(Items listed in a dataset)

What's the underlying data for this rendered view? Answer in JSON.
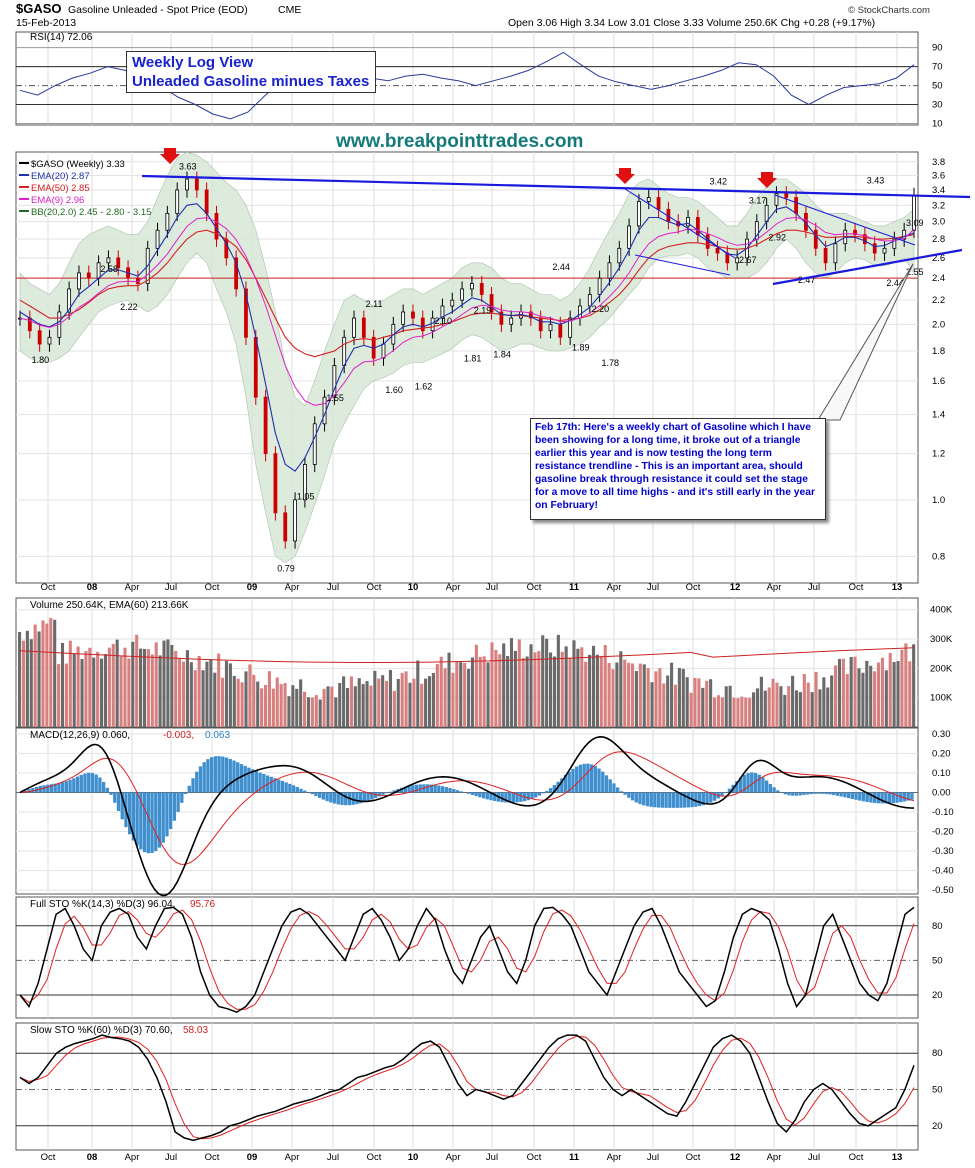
{
  "header": {
    "symbol": "$GASO",
    "name": "Gasoline Unleaded - Spot Price (EOD)",
    "exchange": "CME",
    "date": "15-Feb-2013",
    "quote": "Open 3.06  High 3.34  Low 3.01  Close 3.33  Volume 250.6K  Chg +0.28 (+9.17%)",
    "brand": "© StockCharts.com"
  },
  "overlay": {
    "title_line1": "Weekly Log View",
    "title_line2": "Unleaded Gasoline minues Taxes",
    "website": "www.breakpointtrades.com",
    "annotation": "Feb 17th: Here's a weekly chart of Gasoline which I have been showing for a long time, it broke out of a triangle earlier this year and is now testing the long term resistance trendline - This is an important area, should gasoline break through resistance it could set the stage for a move to all time highs - and it's still early in the year on February!"
  },
  "colors": {
    "up_candle": "#000000",
    "down_candle": "#cc0000",
    "ema20": "#1e2fb0",
    "ema50": "#d42020",
    "ema9": "#e020c8",
    "band_fill": "#d8e8d8",
    "trendline": "#1a1adc",
    "support": "#cc2222",
    "volume_up": "#6a6a6a",
    "volume_down": "#d88080",
    "macd_hist": "#3f8fcf",
    "rsi": "#2a3a9a"
  },
  "x_axis_labels": [
    "Oct",
    "08",
    "Apr",
    "Jul",
    "Oct",
    "09",
    "Apr",
    "Jul",
    "Oct",
    "10",
    "Apr",
    "Jul",
    "Oct",
    "11",
    "Apr",
    "Jul",
    "Oct",
    "12",
    "Apr",
    "Jul",
    "Oct",
    "13"
  ],
  "chart_data": [
    {
      "panel": "rsi",
      "type": "line",
      "legend": "RSI(14) 72.06",
      "yticks": [
        90,
        70,
        50,
        30,
        10
      ],
      "values": [
        45,
        40,
        50,
        58,
        63,
        70,
        66,
        58,
        50,
        38,
        30,
        20,
        15,
        22,
        40,
        55,
        60,
        62,
        58,
        60,
        58,
        55,
        60,
        62,
        58,
        55,
        50,
        55,
        60,
        66,
        75,
        85,
        72,
        60,
        54,
        50,
        46,
        50,
        55,
        60,
        66,
        74,
        72,
        60,
        40,
        30,
        40,
        48,
        50,
        52,
        58,
        72
      ]
    },
    {
      "panel": "price",
      "type": "candlestick",
      "legend": [
        "$GASO (Weekly) 3.33",
        "EMA(20) 2.87",
        "EMA(50) 2.85",
        "EMA(9) 2.96",
        "BB(20,2.0) 2.45 - 2.80 - 3.15"
      ],
      "scale": "log",
      "yticks": [
        3.8,
        3.6,
        3.4,
        3.2,
        3.0,
        2.8,
        2.6,
        2.4,
        2.2,
        2.0,
        1.8,
        1.6,
        1.4,
        1.2,
        1.0,
        0.8
      ],
      "ylim": [
        0.72,
        3.95
      ],
      "closes": [
        2.05,
        1.95,
        1.85,
        1.9,
        2.1,
        2.3,
        2.45,
        2.4,
        2.55,
        2.6,
        2.5,
        2.4,
        2.35,
        2.7,
        2.9,
        3.1,
        3.4,
        3.55,
        3.4,
        3.1,
        2.8,
        2.6,
        2.3,
        1.9,
        1.5,
        1.2,
        0.95,
        0.85,
        1.0,
        1.15,
        1.35,
        1.5,
        1.7,
        1.9,
        2.05,
        1.9,
        1.75,
        1.85,
        2.0,
        2.1,
        2.05,
        1.95,
        2.05,
        2.15,
        2.2,
        2.3,
        2.35,
        2.25,
        2.1,
        2.0,
        2.05,
        2.1,
        2.05,
        1.95,
        2.0,
        1.9,
        2.05,
        2.15,
        2.25,
        2.4,
        2.55,
        2.7,
        2.95,
        3.25,
        3.3,
        3.15,
        3.0,
        2.95,
        3.05,
        2.85,
        2.7,
        2.65,
        2.55,
        2.6,
        2.8,
        3.0,
        3.2,
        3.35,
        3.3,
        3.1,
        2.9,
        2.7,
        2.55,
        2.75,
        2.9,
        2.85,
        2.75,
        2.65,
        2.7,
        2.8,
        2.9,
        3.33
      ],
      "ema20": [
        2.1,
        2.05,
        2.0,
        1.98,
        2.02,
        2.12,
        2.25,
        2.32,
        2.4,
        2.48,
        2.48,
        2.45,
        2.42,
        2.52,
        2.68,
        2.85,
        3.05,
        3.2,
        3.22,
        3.1,
        2.92,
        2.75,
        2.55,
        2.25,
        1.9,
        1.58,
        1.3,
        1.15,
        1.12,
        1.18,
        1.28,
        1.4,
        1.55,
        1.7,
        1.82,
        1.84,
        1.82,
        1.85,
        1.92,
        1.98,
        2.0,
        1.98,
        2.01,
        2.06,
        2.1,
        2.16,
        2.22,
        2.2,
        2.14,
        2.08,
        2.07,
        2.08,
        2.06,
        2.02,
        2.02,
        2.0,
        2.03,
        2.08,
        2.14,
        2.24,
        2.36,
        2.5,
        2.68,
        2.9,
        3.05,
        3.05,
        3.0,
        2.96,
        2.98,
        2.9,
        2.8,
        2.72,
        2.64,
        2.63,
        2.7,
        2.84,
        3.0,
        3.15,
        3.18,
        3.1,
        2.98,
        2.84,
        2.72,
        2.76,
        2.82,
        2.82,
        2.78,
        2.72,
        2.73,
        2.78,
        2.83,
        2.87
      ],
      "ema50": [
        2.2,
        2.15,
        2.1,
        2.05,
        2.05,
        2.08,
        2.12,
        2.18,
        2.25,
        2.3,
        2.32,
        2.33,
        2.33,
        2.38,
        2.45,
        2.55,
        2.68,
        2.8,
        2.88,
        2.9,
        2.86,
        2.8,
        2.72,
        2.58,
        2.4,
        2.22,
        2.05,
        1.9,
        1.82,
        1.78,
        1.76,
        1.78,
        1.8,
        1.85,
        1.88,
        1.89,
        1.88,
        1.9,
        1.92,
        1.95,
        1.96,
        1.97,
        1.98,
        2.0,
        2.02,
        2.05,
        2.08,
        2.09,
        2.09,
        2.08,
        2.07,
        2.07,
        2.06,
        2.05,
        2.04,
        2.03,
        2.04,
        2.05,
        2.07,
        2.12,
        2.18,
        2.25,
        2.35,
        2.48,
        2.6,
        2.68,
        2.72,
        2.74,
        2.76,
        2.76,
        2.74,
        2.72,
        2.7,
        2.69,
        2.7,
        2.74,
        2.8,
        2.86,
        2.9,
        2.9,
        2.88,
        2.85,
        2.82,
        2.82,
        2.83,
        2.83,
        2.82,
        2.8,
        2.8,
        2.81,
        2.83,
        2.85
      ],
      "bb_upper": [
        2.45,
        2.35,
        2.3,
        2.25,
        2.35,
        2.55,
        2.75,
        2.85,
        2.9,
        2.95,
        2.9,
        2.85,
        2.85,
        3.0,
        3.3,
        3.6,
        3.85,
        3.95,
        3.9,
        3.8,
        3.65,
        3.5,
        3.4,
        3.2,
        2.9,
        2.5,
        2.1,
        1.7,
        1.5,
        1.45,
        1.6,
        1.8,
        2.0,
        2.2,
        2.25,
        2.2,
        2.15,
        2.2,
        2.25,
        2.3,
        2.3,
        2.25,
        2.3,
        2.35,
        2.4,
        2.5,
        2.55,
        2.55,
        2.5,
        2.4,
        2.35,
        2.35,
        2.3,
        2.25,
        2.25,
        2.2,
        2.25,
        2.35,
        2.5,
        2.7,
        2.9,
        3.1,
        3.35,
        3.5,
        3.55,
        3.45,
        3.35,
        3.3,
        3.3,
        3.25,
        3.15,
        3.05,
        2.95,
        2.95,
        3.1,
        3.3,
        3.45,
        3.55,
        3.55,
        3.45,
        3.35,
        3.2,
        3.1,
        3.1,
        3.1,
        3.05,
        3.0,
        2.95,
        2.95,
        3.0,
        3.05,
        3.15
      ],
      "bb_lower": [
        1.8,
        1.75,
        1.72,
        1.72,
        1.75,
        1.8,
        1.9,
        2.0,
        2.1,
        2.15,
        2.18,
        2.2,
        2.15,
        2.1,
        2.15,
        2.25,
        2.4,
        2.55,
        2.65,
        2.55,
        2.3,
        2.1,
        1.85,
        1.5,
        1.15,
        0.95,
        0.8,
        0.78,
        0.8,
        0.88,
        0.98,
        1.1,
        1.25,
        1.35,
        1.45,
        1.55,
        1.6,
        1.62,
        1.65,
        1.7,
        1.72,
        1.72,
        1.75,
        1.78,
        1.82,
        1.88,
        1.92,
        1.9,
        1.85,
        1.8,
        1.82,
        1.85,
        1.85,
        1.82,
        1.8,
        1.8,
        1.82,
        1.85,
        1.9,
        1.98,
        2.05,
        2.15,
        2.25,
        2.35,
        2.5,
        2.6,
        2.62,
        2.62,
        2.65,
        2.6,
        2.5,
        2.45,
        2.4,
        2.4,
        2.4,
        2.45,
        2.55,
        2.7,
        2.8,
        2.7,
        2.55,
        2.45,
        2.4,
        2.45,
        2.55,
        2.6,
        2.58,
        2.52,
        2.52,
        2.55,
        2.6,
        2.45
      ],
      "price_labels": [
        {
          "text": "1.80",
          "index": 2
        },
        {
          "text": "2.22",
          "index": 11
        },
        {
          "text": "2.58",
          "index": 9
        },
        {
          "text": "3.63",
          "index": 17
        },
        {
          "text": "0.79",
          "index": 27
        },
        {
          "text": "1.05",
          "index": 29
        },
        {
          "text": "1.55",
          "index": 32
        },
        {
          "text": "2.11",
          "index": 36
        },
        {
          "text": "1.60",
          "index": 38
        },
        {
          "text": "1.62",
          "index": 41
        },
        {
          "text": "2.10",
          "index": 43
        },
        {
          "text": "1.81",
          "index": 46
        },
        {
          "text": "2.19",
          "index": 47
        },
        {
          "text": "1.84",
          "index": 49
        },
        {
          "text": "2.44",
          "index": 55
        },
        {
          "text": "1.89",
          "index": 57
        },
        {
          "text": "2.20",
          "index": 59
        },
        {
          "text": "1.78",
          "index": 60
        },
        {
          "text": "3.42",
          "index": 71
        },
        {
          "text": "3.17",
          "index": 75
        },
        {
          "text": "2.92",
          "index": 77
        },
        {
          "text": "2.67",
          "index": 74
        },
        {
          "text": "2.47",
          "index": 80
        },
        {
          "text": "3.43",
          "index": 87
        },
        {
          "text": "3.09",
          "index": 93
        },
        {
          "text": "2.44",
          "index": 89
        },
        {
          "text": "2.55",
          "index": 98
        }
      ]
    },
    {
      "panel": "volume",
      "type": "bar",
      "legend": "Volume 250.64K, EMA(60) 213.66K",
      "yticks": [
        "400K",
        "300K",
        "200K",
        "100K"
      ],
      "ylim": [
        0,
        440000
      ]
    },
    {
      "panel": "macd",
      "type": "line",
      "legend": [
        "MACD(12,26,9) 0.060,",
        "-0.003,",
        "0.063"
      ],
      "yticks": [
        0.3,
        0.2,
        0.1,
        0.0,
        -0.1,
        -0.2,
        -0.3,
        -0.4,
        -0.5
      ],
      "ylim": [
        -0.52,
        0.33
      ]
    },
    {
      "panel": "full_sto",
      "type": "line",
      "legend": [
        "Full STO %K(14,3) %D(3) 96.04,",
        "95.76"
      ],
      "yticks": [
        80,
        50,
        20
      ],
      "values": [
        20,
        10,
        30,
        60,
        90,
        95,
        80,
        60,
        50,
        80,
        92,
        95,
        90,
        70,
        60,
        80,
        95,
        96,
        90,
        70,
        40,
        20,
        10,
        8,
        5,
        10,
        20,
        40,
        60,
        80,
        92,
        95,
        90,
        80,
        70,
        60,
        50,
        70,
        90,
        95,
        85,
        70,
        50,
        60,
        80,
        95,
        85,
        60,
        40,
        30,
        50,
        70,
        80,
        60,
        40,
        30,
        50,
        80,
        95,
        96,
        90,
        80,
        60,
        40,
        30,
        20,
        40,
        60,
        80,
        92,
        95,
        80,
        60,
        40,
        30,
        20,
        10,
        15,
        40,
        70,
        90,
        95,
        92,
        85,
        60,
        30,
        10,
        20,
        50,
        80,
        90,
        70,
        50,
        30,
        20,
        15,
        30,
        60,
        90,
        96
      ]
    },
    {
      "panel": "slow_sto",
      "type": "line",
      "legend": [
        "Slow STO %K(60) %D(3) 70.60,",
        "58.03"
      ],
      "yticks": [
        80,
        50,
        20
      ],
      "values": [
        60,
        55,
        60,
        70,
        80,
        85,
        88,
        90,
        92,
        95,
        93,
        92,
        90,
        85,
        75,
        60,
        40,
        15,
        10,
        8,
        10,
        12,
        15,
        20,
        22,
        25,
        28,
        30,
        32,
        35,
        38,
        40,
        42,
        45,
        48,
        50,
        55,
        60,
        62,
        65,
        68,
        70,
        75,
        82,
        88,
        90,
        85,
        70,
        55,
        45,
        50,
        48,
        45,
        42,
        45,
        55,
        65,
        75,
        85,
        92,
        95,
        95,
        90,
        75,
        60,
        50,
        45,
        50,
        45,
        40,
        35,
        30,
        28,
        40,
        55,
        70,
        85,
        92,
        95,
        90,
        80,
        60,
        40,
        22,
        15,
        25,
        40,
        50,
        55,
        50,
        40,
        30,
        22,
        20,
        25,
        30,
        35,
        50,
        70
      ]
    }
  ]
}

■ **What is asked**
Search the data above for lines holding "panel" and copy each of them.

■ **Expected answer**
      "panel": "rsi",
      "panel": "price",
      "panel": "volume",
      "panel": "macd",
      "panel": "full_sto",
      "panel": "slow_sto",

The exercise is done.